▼▼▼
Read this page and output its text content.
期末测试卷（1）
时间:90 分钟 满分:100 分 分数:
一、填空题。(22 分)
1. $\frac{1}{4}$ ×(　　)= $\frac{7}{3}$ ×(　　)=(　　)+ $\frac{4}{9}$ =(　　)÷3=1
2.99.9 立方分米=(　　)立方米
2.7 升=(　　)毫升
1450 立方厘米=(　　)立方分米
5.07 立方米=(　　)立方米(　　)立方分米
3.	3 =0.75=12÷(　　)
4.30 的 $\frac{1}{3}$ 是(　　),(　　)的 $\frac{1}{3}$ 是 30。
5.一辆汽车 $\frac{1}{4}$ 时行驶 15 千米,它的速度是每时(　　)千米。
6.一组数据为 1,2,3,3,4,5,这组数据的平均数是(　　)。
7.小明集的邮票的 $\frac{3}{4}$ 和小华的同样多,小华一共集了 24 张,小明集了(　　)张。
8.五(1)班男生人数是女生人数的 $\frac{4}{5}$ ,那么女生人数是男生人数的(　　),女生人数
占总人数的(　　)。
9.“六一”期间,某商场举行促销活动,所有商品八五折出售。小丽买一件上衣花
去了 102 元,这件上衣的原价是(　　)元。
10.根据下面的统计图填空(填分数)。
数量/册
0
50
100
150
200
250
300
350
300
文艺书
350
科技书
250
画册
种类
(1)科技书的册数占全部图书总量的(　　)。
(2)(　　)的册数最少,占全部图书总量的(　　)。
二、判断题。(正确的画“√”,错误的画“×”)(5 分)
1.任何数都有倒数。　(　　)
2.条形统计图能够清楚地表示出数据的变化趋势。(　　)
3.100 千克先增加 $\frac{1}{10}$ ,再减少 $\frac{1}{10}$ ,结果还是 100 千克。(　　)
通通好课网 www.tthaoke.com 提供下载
▲▲▲
Copy every record exactly as presented.

Read this page and output its text content.
期末测试卷（1）
时间:90 分钟 满分:100 分 分数:
一、填空题。(22 分)
1. $\frac{1}{4}$ ×(　　)= $\frac{7}{3}$ ×(　　)=(　　)+ $\frac{4}{9}$ =(　　)÷3=1
2.99.9 立方分米=(　　)立方米
2.7 升=(　　)毫升
1450 立方厘米=(　　)立方分米
5.07 立方米=(　　)立方米(　　)立方分米
3.	3 =0.75=12÷(　　)
4.30 的 $\frac{1}{3}$ 是(　　),(　　)的 $\frac{1}{3}$ 是 30。
5.一辆汽车 $\frac{1}{4}$ 时行驶 15 千米,它的速度是每时(　　)千米。
6.一组数据为 1,2,3,3,4,5,这组数据的平均数是(　　)。
7.小明集的邮票的 $\frac{3}{4}$ 和小华的同样多,小华一共集了 24 张,小明集了(　　)张。
8.五(1)班男生人数是女生人数的 $\frac{4}{5}$ ,那么女生人数是男生人数的(　　),女生人数
占总人数的(　　)。
9.“六一”期间,某商场举行促销活动,所有商品八五折出售。小丽买一件上衣花
去了 102 元,这件上衣的原价是(　　)元。
10.根据下面的统计图填空(填分数)。
数量/册
0
50
100
150
200
250
300
350
300
文艺书
350
科技书
250
画册
种类
(1)科技书的册数占全部图书总量的(　　)。
(2)(　　)的册数最少,占全部图书总量的(　　)。
二、判断题。(正确的画“√”,错误的画“×”)(5 分)
1.任何数都有倒数。　(　　)
2.条形统计图能够清楚地表示出数据的变化趋势。(　　)
3.100 千克先增加 $\frac{1}{10}$ ,再减少 $\frac{1}{10}$ ,结果还是 100 千克。(　　)
通通好课网 www.tthaoke.com 提供下载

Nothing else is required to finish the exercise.